_Exercise directions_: Below is a listing; reproduce each line of it exactly.

[START OF Dataset content]

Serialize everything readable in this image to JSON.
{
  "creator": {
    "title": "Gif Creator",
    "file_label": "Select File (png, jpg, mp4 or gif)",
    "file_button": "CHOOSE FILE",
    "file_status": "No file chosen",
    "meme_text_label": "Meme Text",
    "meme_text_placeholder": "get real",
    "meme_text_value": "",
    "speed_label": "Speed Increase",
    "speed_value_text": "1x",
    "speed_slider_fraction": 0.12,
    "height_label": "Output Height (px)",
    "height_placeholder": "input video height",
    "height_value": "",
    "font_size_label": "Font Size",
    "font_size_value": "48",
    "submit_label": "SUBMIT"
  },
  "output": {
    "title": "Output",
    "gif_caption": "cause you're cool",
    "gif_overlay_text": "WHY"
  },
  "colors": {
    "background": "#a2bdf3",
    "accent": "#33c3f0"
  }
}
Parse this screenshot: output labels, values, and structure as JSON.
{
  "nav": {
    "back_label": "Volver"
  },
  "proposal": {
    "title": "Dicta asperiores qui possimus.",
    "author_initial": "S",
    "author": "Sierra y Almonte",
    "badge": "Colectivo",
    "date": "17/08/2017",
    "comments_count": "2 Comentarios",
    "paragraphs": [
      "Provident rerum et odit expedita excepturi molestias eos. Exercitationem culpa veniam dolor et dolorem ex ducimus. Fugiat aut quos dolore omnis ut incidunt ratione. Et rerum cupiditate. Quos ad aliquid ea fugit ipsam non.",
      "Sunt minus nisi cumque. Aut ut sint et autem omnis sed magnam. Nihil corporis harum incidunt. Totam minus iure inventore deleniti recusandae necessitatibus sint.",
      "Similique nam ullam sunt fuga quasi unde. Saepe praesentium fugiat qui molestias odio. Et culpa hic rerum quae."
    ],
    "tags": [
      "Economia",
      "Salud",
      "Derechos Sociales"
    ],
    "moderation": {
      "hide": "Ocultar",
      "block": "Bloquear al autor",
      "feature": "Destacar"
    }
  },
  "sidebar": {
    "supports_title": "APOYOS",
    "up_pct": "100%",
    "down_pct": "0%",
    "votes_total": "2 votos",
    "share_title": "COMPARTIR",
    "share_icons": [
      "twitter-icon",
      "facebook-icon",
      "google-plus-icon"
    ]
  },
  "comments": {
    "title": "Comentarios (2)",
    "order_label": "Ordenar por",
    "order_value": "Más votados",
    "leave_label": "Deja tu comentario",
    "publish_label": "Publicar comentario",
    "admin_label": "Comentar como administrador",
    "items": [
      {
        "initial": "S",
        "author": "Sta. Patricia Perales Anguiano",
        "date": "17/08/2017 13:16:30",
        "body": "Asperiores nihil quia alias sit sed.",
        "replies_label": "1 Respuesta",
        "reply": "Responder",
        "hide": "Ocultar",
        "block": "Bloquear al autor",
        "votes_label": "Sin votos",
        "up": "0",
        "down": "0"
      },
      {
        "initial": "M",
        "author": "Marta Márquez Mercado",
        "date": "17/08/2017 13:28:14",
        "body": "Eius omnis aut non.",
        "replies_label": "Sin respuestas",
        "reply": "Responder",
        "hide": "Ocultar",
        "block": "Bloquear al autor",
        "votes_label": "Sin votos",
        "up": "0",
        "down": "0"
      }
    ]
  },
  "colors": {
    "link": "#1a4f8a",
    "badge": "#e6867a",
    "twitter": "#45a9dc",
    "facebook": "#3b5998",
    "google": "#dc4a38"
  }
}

[END OF Dataset content]

_Written solution_:
Serialize everything readable in this image to JSON.
{
  "creator": {
    "title": "Gif Creator",
    "file_label": "Select File (png, jpg, mp4 or gif)",
    "file_button": "CHOOSE FILE",
    "file_status": "No file chosen",
    "meme_text_label": "Meme Text",
    "meme_text_placeholder": "get real",
    "meme_text_value": "",
    "speed_label": "Speed Increase",
    "speed_value_text": "1x",
    "speed_slider_fraction": 0.12,
    "height_label": "Output Height (px)",
    "height_placeholder": "input video height",
    "height_value": "",
    "font_size_label": "Font Size",
    "font_size_value": "48",
    "submit_label": "SUBMIT"
  },
  "output": {
    "title": "Output",
    "gif_caption": "cause you're cool",
    "gif_overlay_text": "WHY"
  },
  "colors": {
    "background": "#a2bdf3",
    "accent": "#33c3f0"
  }
}
Parse this screenshot: output labels, values, and structure as JSON.
{
  "nav": {
    "back_label": "Volver"
  },
  "proposal": {
    "title": "Dicta asperiores qui possimus.",
    "author_initial": "S",
    "author": "Sierra y Almonte",
    "badge": "Colectivo",
    "date": "17/08/2017",
    "comments_count": "2 Comentarios",
    "paragraphs": [
      "Provident rerum et odit expedita excepturi molestias eos. Exercitationem culpa veniam dolor et dolorem ex ducimus. Fugiat aut quos dolore omnis ut incidunt ratione. Et rerum cupiditate. Quos ad aliquid ea fugit ipsam non.",
      "Sunt minus nisi cumque. Aut ut sint et autem omnis sed magnam. Nihil corporis harum incidunt. Totam minus iure inventore deleniti recusandae necessitatibus sint.",
      "Similique nam ullam sunt fuga quasi unde. Saepe praesentium fugiat qui molestias odio. Et culpa hic rerum quae."
    ],
    "tags": [
      "Economia",
      "Salud",
      "Derechos Sociales"
    ],
    "moderation": {
      "hide": "Ocultar",
      "block": "Bloquear al autor",
      "feature": "Destacar"
    }
  },
  "sidebar": {
    "supports_title": "APOYOS",
    "up_pct": "100%",
    "down_pct": "0%",
    "votes_total": "2 votos",
    "share_title": "COMPARTIR",
    "share_icons": [
      "twitter-icon",
      "facebook-icon",
      "google-plus-icon"
    ]
  },
  "comments": {
    "title": "Comentarios (2)",
    "order_label": "Ordenar por",
    "order_value": "Más votados",
    "leave_label": "Deja tu comentario",
    "publish_label": "Publicar comentario",
    "admin_label": "Comentar como administrador",
    "items": [
      {
        "initial": "S",
        "author": "Sta. Patricia Perales Anguiano",
        "date": "17/08/2017 13:16:30",
        "body": "Asperiores nihil quia alias sit sed.",
        "replies_label": "1 Respuesta",
        "reply": "Responder",
        "hide": "Ocultar",
        "block": "Bloquear al autor",
        "votes_label": "Sin votos",
        "up": "0",
        "down": "0"
      },
      {
        "initial": "M",
        "author": "Marta Márquez Mercado",
        "date": "17/08/2017 13:28:14",
        "body": "Eius omnis aut non.",
        "replies_label": "Sin respuestas",
        "reply": "Responder",
        "hide": "Ocultar",
        "block": "Bloquear al autor",
        "votes_label": "Sin votos",
        "up": "0",
        "down": "0"
      }
    ]
  },
  "colors": {
    "link": "#1a4f8a",
    "badge": "#e6867a",
    "twitter": "#45a9dc",
    "facebook": "#3b5998",
    "google": "#dc4a38"
  }
}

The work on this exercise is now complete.